All the data that follows should be repeated exactly, without a single picture.

--- Data extract Enclosed Below ---

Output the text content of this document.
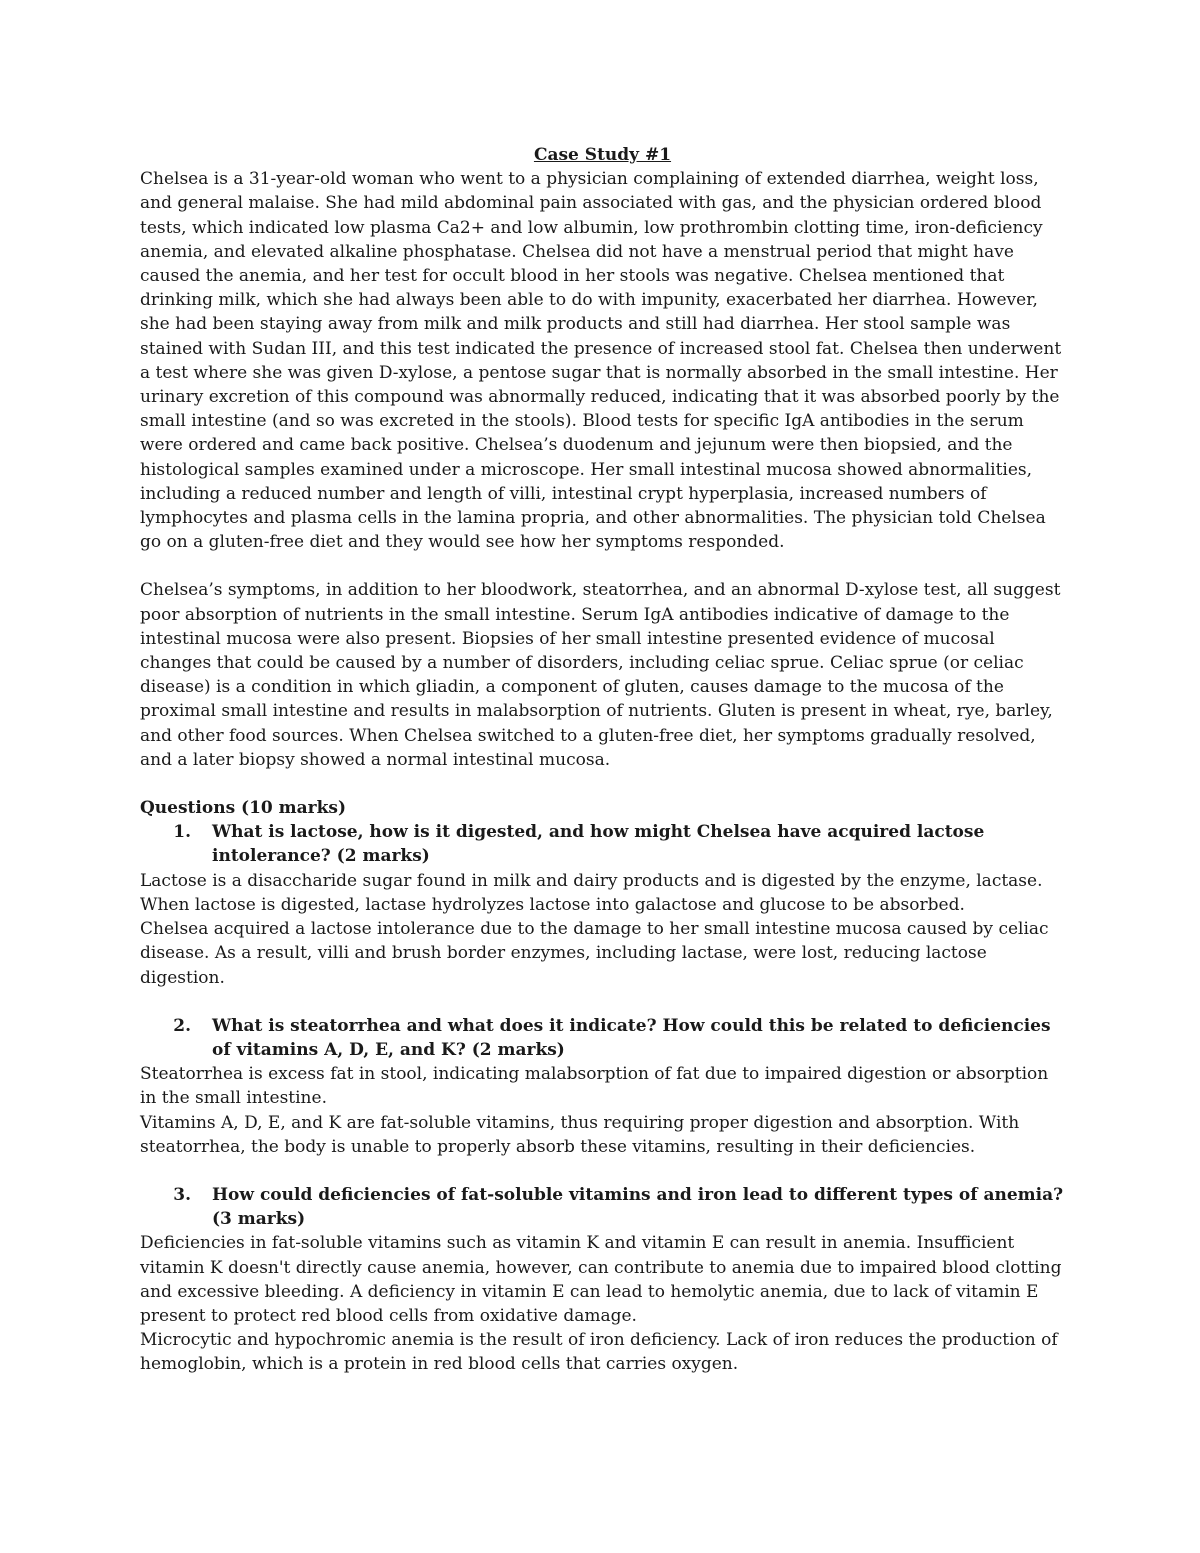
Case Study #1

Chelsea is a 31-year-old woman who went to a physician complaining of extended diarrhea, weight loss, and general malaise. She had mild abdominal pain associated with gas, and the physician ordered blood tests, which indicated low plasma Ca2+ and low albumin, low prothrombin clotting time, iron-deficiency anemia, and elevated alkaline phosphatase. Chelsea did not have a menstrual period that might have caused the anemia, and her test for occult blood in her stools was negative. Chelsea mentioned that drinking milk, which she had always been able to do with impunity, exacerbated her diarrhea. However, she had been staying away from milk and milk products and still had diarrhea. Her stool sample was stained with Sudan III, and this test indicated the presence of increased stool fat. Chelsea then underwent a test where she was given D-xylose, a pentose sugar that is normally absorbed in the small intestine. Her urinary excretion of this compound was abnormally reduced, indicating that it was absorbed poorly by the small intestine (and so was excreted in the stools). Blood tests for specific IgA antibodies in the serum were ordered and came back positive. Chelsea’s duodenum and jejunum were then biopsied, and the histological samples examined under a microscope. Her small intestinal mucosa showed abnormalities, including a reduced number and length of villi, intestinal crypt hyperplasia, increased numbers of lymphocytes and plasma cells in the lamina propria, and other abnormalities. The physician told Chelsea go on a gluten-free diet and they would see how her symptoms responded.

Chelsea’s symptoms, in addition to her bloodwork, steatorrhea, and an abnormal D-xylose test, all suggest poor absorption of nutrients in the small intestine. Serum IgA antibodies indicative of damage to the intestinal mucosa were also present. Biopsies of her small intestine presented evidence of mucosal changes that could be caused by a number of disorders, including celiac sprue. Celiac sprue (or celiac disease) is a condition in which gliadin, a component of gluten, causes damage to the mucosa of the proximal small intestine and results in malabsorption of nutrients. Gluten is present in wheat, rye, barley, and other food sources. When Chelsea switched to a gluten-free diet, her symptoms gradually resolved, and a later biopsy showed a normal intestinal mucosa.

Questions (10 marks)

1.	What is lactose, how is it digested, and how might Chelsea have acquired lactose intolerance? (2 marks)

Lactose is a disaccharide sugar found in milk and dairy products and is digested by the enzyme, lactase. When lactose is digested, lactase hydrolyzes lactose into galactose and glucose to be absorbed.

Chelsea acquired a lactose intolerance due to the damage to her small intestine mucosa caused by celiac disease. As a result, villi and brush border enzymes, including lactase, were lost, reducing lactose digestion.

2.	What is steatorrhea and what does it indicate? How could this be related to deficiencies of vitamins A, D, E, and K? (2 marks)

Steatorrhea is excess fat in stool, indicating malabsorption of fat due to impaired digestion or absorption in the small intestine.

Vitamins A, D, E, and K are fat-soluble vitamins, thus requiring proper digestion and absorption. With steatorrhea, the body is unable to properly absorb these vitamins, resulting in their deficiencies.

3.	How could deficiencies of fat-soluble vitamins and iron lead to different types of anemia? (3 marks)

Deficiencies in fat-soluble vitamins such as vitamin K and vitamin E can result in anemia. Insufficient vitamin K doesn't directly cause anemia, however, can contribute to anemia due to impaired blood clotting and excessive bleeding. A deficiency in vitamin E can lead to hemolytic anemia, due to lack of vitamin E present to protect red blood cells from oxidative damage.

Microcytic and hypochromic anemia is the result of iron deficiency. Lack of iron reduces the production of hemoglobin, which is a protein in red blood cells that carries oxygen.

--- End of Enclosed Data extract ---

Exercise answer:
Output the text content of this document.
Case Study #1

Chelsea is a 31-year-old woman who went to a physician complaining of extended diarrhea, weight loss, and general malaise. She had mild abdominal pain associated with gas, and the physician ordered blood tests, which indicated low plasma Ca2+ and low albumin, low prothrombin clotting time, iron-deficiency anemia, and elevated alkaline phosphatase. Chelsea did not have a menstrual period that might have caused the anemia, and her test for occult blood in her stools was negative. Chelsea mentioned that drinking milk, which she had always been able to do with impunity, exacerbated her diarrhea. However, she had been staying away from milk and milk products and still had diarrhea. Her stool sample was stained with Sudan III, and this test indicated the presence of increased stool fat. Chelsea then underwent a test where she was given D-xylose, a pentose sugar that is normally absorbed in the small intestine. Her urinary excretion of this compound was abnormally reduced, indicating that it was absorbed poorly by the small intestine (and so was excreted in the stools). Blood tests for specific IgA antibodies in the serum were ordered and came back positive. Chelsea’s duodenum and jejunum were then biopsied, and the histological samples examined under a microscope. Her small intestinal mucosa showed abnormalities, including a reduced number and length of villi, intestinal crypt hyperplasia, increased numbers of lymphocytes and plasma cells in the lamina propria, and other abnormalities. The physician told Chelsea go on a gluten-free diet and they would see how her symptoms responded.

Chelsea’s symptoms, in addition to her bloodwork, steatorrhea, and an abnormal D-xylose test, all suggest poor absorption of nutrients in the small intestine. Serum IgA antibodies indicative of damage to the intestinal mucosa were also present. Biopsies of her small intestine presented evidence of mucosal changes that could be caused by a number of disorders, including celiac sprue. Celiac sprue (or celiac disease) is a condition in which gliadin, a component of gluten, causes damage to the mucosa of the proximal small intestine and results in malabsorption of nutrients. Gluten is present in wheat, rye, barley, and other food sources. When Chelsea switched to a gluten-free diet, her symptoms gradually resolved, and a later biopsy showed a normal intestinal mucosa.

Questions (10 marks)

1.	What is lactose, how is it digested, and how might Chelsea have acquired lactose intolerance? (2 marks)

Lactose is a disaccharide sugar found in milk and dairy products and is digested by the enzyme, lactase. When lactose is digested, lactase hydrolyzes lactose into galactose and glucose to be absorbed.

Chelsea acquired a lactose intolerance due to the damage to her small intestine mucosa caused by celiac disease. As a result, villi and brush border enzymes, including lactase, were lost, reducing lactose digestion.

2.	What is steatorrhea and what does it indicate? How could this be related to deficiencies of vitamins A, D, E, and K? (2 marks)

Steatorrhea is excess fat in stool, indicating malabsorption of fat due to impaired digestion or absorption in the small intestine.

Vitamins A, D, E, and K are fat-soluble vitamins, thus requiring proper digestion and absorption. With steatorrhea, the body is unable to properly absorb these vitamins, resulting in their deficiencies.

3.	How could deficiencies of fat-soluble vitamins and iron lead to different types of anemia? (3 marks)

Deficiencies in fat-soluble vitamins such as vitamin K and vitamin E can result in anemia. Insufficient vitamin K doesn't directly cause anemia, however, can contribute to anemia due to impaired blood clotting and excessive bleeding. A deficiency in vitamin E can lead to hemolytic anemia, due to lack of vitamin E present to protect red blood cells from oxidative damage.

Microcytic and hypochromic anemia is the result of iron deficiency. Lack of iron reduces the production of hemoglobin, which is a protein in red blood cells that carries oxygen.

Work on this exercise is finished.